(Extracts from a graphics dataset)
———

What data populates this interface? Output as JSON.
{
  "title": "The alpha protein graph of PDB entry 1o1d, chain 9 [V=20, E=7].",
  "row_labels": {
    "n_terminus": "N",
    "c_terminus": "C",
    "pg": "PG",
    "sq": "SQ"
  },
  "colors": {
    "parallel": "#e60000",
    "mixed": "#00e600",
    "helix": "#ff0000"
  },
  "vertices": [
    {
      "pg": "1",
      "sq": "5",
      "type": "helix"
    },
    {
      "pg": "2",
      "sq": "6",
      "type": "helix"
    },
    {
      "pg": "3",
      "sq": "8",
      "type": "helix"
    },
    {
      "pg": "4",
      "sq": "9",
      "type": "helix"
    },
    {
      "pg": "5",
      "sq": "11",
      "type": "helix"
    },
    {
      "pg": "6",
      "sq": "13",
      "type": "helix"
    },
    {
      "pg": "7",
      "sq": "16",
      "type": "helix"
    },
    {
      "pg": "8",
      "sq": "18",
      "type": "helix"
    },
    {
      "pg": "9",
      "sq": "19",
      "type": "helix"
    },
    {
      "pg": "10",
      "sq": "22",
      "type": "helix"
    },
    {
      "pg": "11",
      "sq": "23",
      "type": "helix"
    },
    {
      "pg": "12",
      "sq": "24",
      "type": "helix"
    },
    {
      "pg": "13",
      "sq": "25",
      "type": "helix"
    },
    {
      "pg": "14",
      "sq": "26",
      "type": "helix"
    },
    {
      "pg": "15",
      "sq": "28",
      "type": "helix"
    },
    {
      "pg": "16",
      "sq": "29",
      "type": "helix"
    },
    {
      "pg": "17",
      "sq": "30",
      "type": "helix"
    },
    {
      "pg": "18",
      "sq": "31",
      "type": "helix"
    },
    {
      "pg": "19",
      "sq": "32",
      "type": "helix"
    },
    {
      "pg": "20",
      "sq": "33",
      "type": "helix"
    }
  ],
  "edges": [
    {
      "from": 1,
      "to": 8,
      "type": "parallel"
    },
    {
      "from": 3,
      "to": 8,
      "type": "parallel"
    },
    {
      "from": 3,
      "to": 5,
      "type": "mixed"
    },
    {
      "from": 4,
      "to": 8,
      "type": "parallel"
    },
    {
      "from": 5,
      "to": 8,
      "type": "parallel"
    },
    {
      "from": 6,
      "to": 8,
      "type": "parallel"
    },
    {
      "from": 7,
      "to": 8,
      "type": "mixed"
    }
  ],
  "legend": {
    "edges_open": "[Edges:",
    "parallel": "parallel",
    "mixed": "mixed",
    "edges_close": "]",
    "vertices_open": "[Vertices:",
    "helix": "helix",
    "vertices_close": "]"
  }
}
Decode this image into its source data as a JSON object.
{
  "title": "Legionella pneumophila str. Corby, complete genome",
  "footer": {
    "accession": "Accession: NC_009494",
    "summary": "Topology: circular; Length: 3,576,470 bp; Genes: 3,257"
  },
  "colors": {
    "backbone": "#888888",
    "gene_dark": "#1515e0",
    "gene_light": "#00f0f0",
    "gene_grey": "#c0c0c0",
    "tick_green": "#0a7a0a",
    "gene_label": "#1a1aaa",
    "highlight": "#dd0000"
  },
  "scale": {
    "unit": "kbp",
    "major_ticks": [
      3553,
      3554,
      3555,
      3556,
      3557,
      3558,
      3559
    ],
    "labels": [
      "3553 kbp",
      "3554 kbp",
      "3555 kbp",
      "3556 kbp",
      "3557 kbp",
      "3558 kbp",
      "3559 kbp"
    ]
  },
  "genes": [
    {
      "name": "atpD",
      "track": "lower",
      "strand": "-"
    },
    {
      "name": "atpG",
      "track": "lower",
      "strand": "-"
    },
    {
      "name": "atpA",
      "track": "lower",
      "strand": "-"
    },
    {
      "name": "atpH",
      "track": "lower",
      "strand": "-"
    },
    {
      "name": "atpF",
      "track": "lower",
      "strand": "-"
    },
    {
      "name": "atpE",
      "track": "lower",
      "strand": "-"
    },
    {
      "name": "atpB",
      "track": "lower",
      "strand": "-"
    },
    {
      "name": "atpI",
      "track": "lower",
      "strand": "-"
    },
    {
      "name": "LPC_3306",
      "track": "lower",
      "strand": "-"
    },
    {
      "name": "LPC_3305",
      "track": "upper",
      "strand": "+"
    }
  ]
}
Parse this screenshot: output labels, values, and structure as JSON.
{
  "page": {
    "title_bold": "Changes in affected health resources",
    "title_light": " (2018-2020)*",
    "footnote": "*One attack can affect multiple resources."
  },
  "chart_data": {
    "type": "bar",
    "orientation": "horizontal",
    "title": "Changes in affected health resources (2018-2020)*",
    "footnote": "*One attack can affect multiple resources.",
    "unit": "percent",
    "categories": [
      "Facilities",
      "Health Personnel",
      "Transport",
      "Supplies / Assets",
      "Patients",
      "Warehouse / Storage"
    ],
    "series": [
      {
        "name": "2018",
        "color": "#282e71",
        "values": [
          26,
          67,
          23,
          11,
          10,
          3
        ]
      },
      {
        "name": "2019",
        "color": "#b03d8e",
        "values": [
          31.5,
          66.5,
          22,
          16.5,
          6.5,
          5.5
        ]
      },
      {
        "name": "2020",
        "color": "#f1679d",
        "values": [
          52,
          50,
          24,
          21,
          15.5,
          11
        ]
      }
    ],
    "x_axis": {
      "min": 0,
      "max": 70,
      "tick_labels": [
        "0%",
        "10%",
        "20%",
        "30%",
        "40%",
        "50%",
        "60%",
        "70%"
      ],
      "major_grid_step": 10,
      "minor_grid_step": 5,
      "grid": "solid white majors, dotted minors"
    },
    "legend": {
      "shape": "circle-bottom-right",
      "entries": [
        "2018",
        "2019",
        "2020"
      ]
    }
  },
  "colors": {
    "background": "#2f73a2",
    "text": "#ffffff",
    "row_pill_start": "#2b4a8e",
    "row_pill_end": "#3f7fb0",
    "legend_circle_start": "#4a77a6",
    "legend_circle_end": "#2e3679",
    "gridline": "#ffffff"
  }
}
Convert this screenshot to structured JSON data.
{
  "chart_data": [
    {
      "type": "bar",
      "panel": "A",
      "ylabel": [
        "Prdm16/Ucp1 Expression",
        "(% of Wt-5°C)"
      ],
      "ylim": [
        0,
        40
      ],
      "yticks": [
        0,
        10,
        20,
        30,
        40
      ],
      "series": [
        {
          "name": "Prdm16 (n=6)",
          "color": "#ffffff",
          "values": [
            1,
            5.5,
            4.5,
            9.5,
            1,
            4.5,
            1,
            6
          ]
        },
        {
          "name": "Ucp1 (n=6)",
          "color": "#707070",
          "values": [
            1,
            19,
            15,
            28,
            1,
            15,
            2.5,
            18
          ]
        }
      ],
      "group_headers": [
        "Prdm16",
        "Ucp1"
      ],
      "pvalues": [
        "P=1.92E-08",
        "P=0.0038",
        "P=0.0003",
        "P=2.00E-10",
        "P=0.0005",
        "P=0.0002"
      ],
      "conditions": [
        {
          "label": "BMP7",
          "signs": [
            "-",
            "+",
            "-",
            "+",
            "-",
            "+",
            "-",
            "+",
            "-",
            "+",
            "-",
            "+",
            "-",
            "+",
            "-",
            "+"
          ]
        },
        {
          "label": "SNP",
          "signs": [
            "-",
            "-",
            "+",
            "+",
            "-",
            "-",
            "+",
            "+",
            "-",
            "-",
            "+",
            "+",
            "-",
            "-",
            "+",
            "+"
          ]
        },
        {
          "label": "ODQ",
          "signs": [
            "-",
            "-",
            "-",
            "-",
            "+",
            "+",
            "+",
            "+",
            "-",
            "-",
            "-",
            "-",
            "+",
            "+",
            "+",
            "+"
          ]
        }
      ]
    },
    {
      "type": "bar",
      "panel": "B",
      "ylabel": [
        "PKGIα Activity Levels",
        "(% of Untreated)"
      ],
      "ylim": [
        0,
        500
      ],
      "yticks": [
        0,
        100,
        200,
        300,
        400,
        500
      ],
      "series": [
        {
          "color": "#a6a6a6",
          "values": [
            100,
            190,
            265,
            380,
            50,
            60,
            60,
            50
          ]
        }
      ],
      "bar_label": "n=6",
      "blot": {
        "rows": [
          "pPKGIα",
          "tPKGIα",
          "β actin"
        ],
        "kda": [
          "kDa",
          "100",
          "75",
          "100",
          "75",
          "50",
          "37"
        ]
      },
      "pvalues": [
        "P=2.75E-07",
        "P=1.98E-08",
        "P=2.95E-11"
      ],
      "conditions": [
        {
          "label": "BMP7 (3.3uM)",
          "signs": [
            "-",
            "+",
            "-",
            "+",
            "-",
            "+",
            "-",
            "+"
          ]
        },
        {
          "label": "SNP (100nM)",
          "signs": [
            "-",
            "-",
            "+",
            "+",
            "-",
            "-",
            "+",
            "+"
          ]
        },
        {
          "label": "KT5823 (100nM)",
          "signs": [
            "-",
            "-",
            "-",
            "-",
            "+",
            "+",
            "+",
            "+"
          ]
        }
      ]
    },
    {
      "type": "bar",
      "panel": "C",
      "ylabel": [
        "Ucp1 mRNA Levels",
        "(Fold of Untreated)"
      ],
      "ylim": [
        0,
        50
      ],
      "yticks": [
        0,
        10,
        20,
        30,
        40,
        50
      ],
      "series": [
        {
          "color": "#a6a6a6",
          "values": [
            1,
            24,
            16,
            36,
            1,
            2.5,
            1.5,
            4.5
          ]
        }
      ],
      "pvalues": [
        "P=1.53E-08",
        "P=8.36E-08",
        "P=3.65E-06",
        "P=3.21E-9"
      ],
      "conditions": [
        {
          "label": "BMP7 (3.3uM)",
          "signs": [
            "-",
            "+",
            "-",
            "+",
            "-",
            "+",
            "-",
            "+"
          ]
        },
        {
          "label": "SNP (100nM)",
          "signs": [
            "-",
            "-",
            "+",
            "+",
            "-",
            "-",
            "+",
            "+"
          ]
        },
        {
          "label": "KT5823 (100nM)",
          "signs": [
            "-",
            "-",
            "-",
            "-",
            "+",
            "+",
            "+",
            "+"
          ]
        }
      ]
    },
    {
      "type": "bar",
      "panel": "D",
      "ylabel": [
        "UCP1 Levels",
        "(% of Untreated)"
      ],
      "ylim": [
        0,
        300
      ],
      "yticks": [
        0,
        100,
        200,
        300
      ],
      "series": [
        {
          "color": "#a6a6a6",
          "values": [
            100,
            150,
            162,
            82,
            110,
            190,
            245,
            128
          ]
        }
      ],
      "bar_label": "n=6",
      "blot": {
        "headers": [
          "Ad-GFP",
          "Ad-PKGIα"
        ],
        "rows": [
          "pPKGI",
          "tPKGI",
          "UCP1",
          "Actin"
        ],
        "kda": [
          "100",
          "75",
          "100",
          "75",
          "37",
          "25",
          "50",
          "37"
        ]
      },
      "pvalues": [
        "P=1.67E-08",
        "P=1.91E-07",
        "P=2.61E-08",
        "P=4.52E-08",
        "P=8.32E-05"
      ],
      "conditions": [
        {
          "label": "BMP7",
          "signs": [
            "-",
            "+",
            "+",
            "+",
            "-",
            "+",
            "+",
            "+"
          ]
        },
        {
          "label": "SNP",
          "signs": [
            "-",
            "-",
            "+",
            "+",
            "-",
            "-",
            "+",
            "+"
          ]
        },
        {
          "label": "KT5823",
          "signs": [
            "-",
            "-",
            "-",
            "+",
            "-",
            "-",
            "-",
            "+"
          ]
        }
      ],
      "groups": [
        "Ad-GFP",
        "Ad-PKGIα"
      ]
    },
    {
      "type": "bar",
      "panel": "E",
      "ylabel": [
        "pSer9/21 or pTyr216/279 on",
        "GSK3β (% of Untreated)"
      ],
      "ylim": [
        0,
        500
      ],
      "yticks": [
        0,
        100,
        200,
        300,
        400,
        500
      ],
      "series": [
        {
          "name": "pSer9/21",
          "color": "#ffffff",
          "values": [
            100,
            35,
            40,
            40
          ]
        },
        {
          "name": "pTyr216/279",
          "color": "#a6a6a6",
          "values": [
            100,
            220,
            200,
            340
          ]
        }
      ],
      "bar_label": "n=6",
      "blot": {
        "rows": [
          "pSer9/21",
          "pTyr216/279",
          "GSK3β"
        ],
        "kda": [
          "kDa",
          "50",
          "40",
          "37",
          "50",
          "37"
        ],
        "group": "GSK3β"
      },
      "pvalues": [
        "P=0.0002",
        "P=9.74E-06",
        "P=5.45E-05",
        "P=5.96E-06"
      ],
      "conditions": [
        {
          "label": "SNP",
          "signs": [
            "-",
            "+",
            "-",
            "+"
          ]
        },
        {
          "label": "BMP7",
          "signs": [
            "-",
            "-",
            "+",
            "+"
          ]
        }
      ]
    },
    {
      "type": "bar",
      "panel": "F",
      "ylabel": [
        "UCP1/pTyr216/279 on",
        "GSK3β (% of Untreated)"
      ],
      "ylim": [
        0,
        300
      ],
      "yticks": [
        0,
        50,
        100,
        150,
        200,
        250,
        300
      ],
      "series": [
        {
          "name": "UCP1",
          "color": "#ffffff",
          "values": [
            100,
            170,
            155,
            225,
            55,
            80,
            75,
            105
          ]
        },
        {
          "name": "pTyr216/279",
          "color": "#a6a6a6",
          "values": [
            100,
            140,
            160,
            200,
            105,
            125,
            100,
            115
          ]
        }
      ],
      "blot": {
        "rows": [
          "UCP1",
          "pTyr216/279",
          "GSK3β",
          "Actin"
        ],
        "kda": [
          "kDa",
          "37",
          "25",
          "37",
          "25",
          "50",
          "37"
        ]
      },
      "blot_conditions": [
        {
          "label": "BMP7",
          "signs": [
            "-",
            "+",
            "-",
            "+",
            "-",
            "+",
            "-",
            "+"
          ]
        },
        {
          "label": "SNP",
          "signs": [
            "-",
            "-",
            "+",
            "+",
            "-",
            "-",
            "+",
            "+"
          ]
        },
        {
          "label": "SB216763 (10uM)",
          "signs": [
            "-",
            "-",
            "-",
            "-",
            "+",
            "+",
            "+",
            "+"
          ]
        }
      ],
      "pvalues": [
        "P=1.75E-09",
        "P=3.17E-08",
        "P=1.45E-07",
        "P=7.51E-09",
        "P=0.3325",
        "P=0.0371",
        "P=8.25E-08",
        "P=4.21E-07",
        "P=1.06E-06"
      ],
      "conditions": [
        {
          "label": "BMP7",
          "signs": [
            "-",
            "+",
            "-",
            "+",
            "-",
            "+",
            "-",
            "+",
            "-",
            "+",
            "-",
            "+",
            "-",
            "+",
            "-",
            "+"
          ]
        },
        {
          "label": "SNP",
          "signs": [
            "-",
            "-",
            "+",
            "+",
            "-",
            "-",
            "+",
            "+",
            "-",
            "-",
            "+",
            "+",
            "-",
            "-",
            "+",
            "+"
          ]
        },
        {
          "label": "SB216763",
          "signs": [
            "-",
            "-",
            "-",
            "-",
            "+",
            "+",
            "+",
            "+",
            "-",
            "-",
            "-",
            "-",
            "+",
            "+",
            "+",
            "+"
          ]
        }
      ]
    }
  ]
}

———

AIM OF THE EXERCISE:
Report each line of the entries where the word "panel" occurs.

FINAL ANSWER:
      "panel": "A",
      "panel": "B",
      "panel": "C",
      "panel": "D",
      "panel": "E",
      "panel": "F",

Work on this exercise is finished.